Exercise aim :: Set down, in full, every record in the block.

Excerpted records ::

────

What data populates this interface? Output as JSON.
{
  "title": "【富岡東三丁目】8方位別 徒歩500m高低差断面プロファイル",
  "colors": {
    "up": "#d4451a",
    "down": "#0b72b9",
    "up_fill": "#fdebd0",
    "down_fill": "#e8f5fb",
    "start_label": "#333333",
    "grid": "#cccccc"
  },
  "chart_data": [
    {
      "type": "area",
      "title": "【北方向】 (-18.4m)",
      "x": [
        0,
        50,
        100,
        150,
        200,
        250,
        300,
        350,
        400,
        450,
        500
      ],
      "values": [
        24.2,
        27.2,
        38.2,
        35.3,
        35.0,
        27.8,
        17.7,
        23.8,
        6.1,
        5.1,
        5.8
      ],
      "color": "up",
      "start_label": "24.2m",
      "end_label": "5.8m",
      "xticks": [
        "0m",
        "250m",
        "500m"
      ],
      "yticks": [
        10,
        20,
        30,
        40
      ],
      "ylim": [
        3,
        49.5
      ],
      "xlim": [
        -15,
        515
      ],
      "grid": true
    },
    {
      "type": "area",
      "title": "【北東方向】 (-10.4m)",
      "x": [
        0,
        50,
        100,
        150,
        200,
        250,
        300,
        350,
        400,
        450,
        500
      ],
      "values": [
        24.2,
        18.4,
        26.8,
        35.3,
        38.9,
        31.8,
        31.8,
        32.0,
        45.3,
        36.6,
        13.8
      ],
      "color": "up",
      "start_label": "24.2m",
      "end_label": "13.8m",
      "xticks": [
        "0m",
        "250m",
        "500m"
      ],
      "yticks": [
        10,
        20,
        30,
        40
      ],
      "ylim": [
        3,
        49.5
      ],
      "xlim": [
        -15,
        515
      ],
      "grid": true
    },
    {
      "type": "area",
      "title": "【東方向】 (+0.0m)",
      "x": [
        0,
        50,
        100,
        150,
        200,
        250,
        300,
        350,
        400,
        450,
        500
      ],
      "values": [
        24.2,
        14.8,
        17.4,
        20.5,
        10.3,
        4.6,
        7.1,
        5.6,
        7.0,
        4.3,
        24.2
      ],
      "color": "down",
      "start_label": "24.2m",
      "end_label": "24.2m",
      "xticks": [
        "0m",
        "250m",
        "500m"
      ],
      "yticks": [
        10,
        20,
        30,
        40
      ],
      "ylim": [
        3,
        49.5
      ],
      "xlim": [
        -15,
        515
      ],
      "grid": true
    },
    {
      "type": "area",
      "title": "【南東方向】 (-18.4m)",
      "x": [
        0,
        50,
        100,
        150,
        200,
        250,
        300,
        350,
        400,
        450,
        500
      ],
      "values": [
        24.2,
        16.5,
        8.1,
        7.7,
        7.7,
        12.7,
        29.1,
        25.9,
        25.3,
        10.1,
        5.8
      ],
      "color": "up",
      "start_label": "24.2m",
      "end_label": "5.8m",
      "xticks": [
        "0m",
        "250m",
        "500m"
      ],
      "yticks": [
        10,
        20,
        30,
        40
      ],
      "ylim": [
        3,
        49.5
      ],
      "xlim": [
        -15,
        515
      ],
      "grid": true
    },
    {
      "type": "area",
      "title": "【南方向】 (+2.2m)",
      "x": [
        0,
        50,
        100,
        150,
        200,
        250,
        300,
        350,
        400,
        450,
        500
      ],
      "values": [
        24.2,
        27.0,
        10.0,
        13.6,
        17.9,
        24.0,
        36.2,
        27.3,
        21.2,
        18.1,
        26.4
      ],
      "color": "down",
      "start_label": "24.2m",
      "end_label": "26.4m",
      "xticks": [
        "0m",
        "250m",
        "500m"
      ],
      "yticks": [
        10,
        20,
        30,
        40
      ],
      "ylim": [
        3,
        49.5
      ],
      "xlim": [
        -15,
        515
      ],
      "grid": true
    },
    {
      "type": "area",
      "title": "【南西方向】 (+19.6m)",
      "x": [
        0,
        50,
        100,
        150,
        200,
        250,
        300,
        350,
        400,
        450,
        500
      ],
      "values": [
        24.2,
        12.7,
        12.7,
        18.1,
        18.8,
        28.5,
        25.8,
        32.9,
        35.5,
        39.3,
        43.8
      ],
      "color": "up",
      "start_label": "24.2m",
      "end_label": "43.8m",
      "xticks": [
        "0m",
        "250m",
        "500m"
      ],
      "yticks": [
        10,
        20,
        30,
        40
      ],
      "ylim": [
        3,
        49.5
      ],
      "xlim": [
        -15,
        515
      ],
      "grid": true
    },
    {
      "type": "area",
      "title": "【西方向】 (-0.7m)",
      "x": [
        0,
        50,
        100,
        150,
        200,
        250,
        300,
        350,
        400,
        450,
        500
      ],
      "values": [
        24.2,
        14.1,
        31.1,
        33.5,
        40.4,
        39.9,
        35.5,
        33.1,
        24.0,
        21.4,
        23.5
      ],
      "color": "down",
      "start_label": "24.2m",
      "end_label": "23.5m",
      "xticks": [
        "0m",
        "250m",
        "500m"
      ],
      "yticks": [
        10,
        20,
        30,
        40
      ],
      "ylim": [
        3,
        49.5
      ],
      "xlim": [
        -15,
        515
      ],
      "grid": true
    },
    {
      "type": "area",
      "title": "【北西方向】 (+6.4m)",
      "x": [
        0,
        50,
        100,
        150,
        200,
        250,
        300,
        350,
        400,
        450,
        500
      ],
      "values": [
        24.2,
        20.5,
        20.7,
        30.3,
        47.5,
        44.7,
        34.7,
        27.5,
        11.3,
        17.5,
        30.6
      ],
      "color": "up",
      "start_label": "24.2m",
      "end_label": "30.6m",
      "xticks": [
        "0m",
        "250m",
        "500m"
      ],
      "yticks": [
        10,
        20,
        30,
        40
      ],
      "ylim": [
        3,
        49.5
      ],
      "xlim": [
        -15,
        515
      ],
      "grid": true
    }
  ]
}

────

Correct output ::
What data populates this interface? Output as JSON.
{
  "title": "【富岡東三丁目】8方位別 徒歩500m高低差断面プロファイル",
  "colors": {
    "up": "#d4451a",
    "down": "#0b72b9",
    "up_fill": "#fdebd0",
    "down_fill": "#e8f5fb",
    "start_label": "#333333",
    "grid": "#cccccc"
  },
  "chart_data": [
    {
      "type": "area",
      "title": "【北方向】 (-18.4m)",
      "x": [
        0,
        50,
        100,
        150,
        200,
        250,
        300,
        350,
        400,
        450,
        500
      ],
      "values": [
        24.2,
        27.2,
        38.2,
        35.3,
        35.0,
        27.8,
        17.7,
        23.8,
        6.1,
        5.1,
        5.8
      ],
      "color": "up",
      "start_label": "24.2m",
      "end_label": "5.8m",
      "xticks": [
        "0m",
        "250m",
        "500m"
      ],
      "yticks": [
        10,
        20,
        30,
        40
      ],
      "ylim": [
        3,
        49.5
      ],
      "xlim": [
        -15,
        515
      ],
      "grid": true
    },
    {
      "type": "area",
      "title": "【北東方向】 (-10.4m)",
      "x": [
        0,
        50,
        100,
        150,
        200,
        250,
        300,
        350,
        400,
        450,
        500
      ],
      "values": [
        24.2,
        18.4,
        26.8,
        35.3,
        38.9,
        31.8,
        31.8,
        32.0,
        45.3,
        36.6,
        13.8
      ],
      "color": "up",
      "start_label": "24.2m",
      "end_label": "13.8m",
      "xticks": [
        "0m",
        "250m",
        "500m"
      ],
      "yticks": [
        10,
        20,
        30,
        40
      ],
      "ylim": [
        3,
        49.5
      ],
      "xlim": [
        -15,
        515
      ],
      "grid": true
    },
    {
      "type": "area",
      "title": "【東方向】 (+0.0m)",
      "x": [
        0,
        50,
        100,
        150,
        200,
        250,
        300,
        350,
        400,
        450,
        500
      ],
      "values": [
        24.2,
        14.8,
        17.4,
        20.5,
        10.3,
        4.6,
        7.1,
        5.6,
        7.0,
        4.3,
        24.2
      ],
      "color": "down",
      "start_label": "24.2m",
      "end_label": "24.2m",
      "xticks": [
        "0m",
        "250m",
        "500m"
      ],
      "yticks": [
        10,
        20,
        30,
        40
      ],
      "ylim": [
        3,
        49.5
      ],
      "xlim": [
        -15,
        515
      ],
      "grid": true
    },
    {
      "type": "area",
      "title": "【南東方向】 (-18.4m)",
      "x": [
        0,
        50,
        100,
        150,
        200,
        250,
        300,
        350,
        400,
        450,
        500
      ],
      "values": [
        24.2,
        16.5,
        8.1,
        7.7,
        7.7,
        12.7,
        29.1,
        25.9,
        25.3,
        10.1,
        5.8
      ],
      "color": "up",
      "start_label": "24.2m",
      "end_label": "5.8m",
      "xticks": [
        "0m",
        "250m",
        "500m"
      ],
      "yticks": [
        10,
        20,
        30,
        40
      ],
      "ylim": [
        3,
        49.5
      ],
      "xlim": [
        -15,
        515
      ],
      "grid": true
    },
    {
      "type": "area",
      "title": "【南方向】 (+2.2m)",
      "x": [
        0,
        50,
        100,
        150,
        200,
        250,
        300,
        350,
        400,
        450,
        500
      ],
      "values": [
        24.2,
        27.0,
        10.0,
        13.6,
        17.9,
        24.0,
        36.2,
        27.3,
        21.2,
        18.1,
        26.4
      ],
      "color": "down",
      "start_label": "24.2m",
      "end_label": "26.4m",
      "xticks": [
        "0m",
        "250m",
        "500m"
      ],
      "yticks": [
        10,
        20,
        30,
        40
      ],
      "ylim": [
        3,
        49.5
      ],
      "xlim": [
        -15,
        515
      ],
      "grid": true
    },
    {
      "type": "area",
      "title": "【南西方向】 (+19.6m)",
      "x": [
        0,
        50,
        100,
        150,
        200,
        250,
        300,
        350,
        400,
        450,
        500
      ],
      "values": [
        24.2,
        12.7,
        12.7,
        18.1,
        18.8,
        28.5,
        25.8,
        32.9,
        35.5,
        39.3,
        43.8
      ],
      "color": "up",
      "start_label": "24.2m",
      "end_label": "43.8m",
      "xticks": [
        "0m",
        "250m",
        "500m"
      ],
      "yticks": [
        10,
        20,
        30,
        40
      ],
      "ylim": [
        3,
        49.5
      ],
      "xlim": [
        -15,
        515
      ],
      "grid": true
    },
    {
      "type": "area",
      "title": "【西方向】 (-0.7m)",
      "x": [
        0,
        50,
        100,
        150,
        200,
        250,
        300,
        350,
        400,
        450,
        500
      ],
      "values": [
        24.2,
        14.1,
        31.1,
        33.5,
        40.4,
        39.9,
        35.5,
        33.1,
        24.0,
        21.4,
        23.5
      ],
      "color": "down",
      "start_label": "24.2m",
      "end_label": "23.5m",
      "xticks": [
        "0m",
        "250m",
        "500m"
      ],
      "yticks": [
        10,
        20,
        30,
        40
      ],
      "ylim": [
        3,
        49.5
      ],
      "xlim": [
        -15,
        515
      ],
      "grid": true
    },
    {
      "type": "area",
      "title": "【北西方向】 (+6.4m)",
      "x": [
        0,
        50,
        100,
        150,
        200,
        250,
        300,
        350,
        400,
        450,
        500
      ],
      "values": [
        24.2,
        20.5,
        20.7,
        30.3,
        47.5,
        44.7,
        34.7,
        27.5,
        11.3,
        17.5,
        30.6
      ],
      "color": "up",
      "start_label": "24.2m",
      "end_label": "30.6m",
      "xticks": [
        "0m",
        "250m",
        "500m"
      ],
      "yticks": [
        10,
        20,
        30,
        40
      ],
      "ylim": [
        3,
        49.5
      ],
      "xlim": [
        -15,
        515
      ],
      "grid": true
    }
  ]
}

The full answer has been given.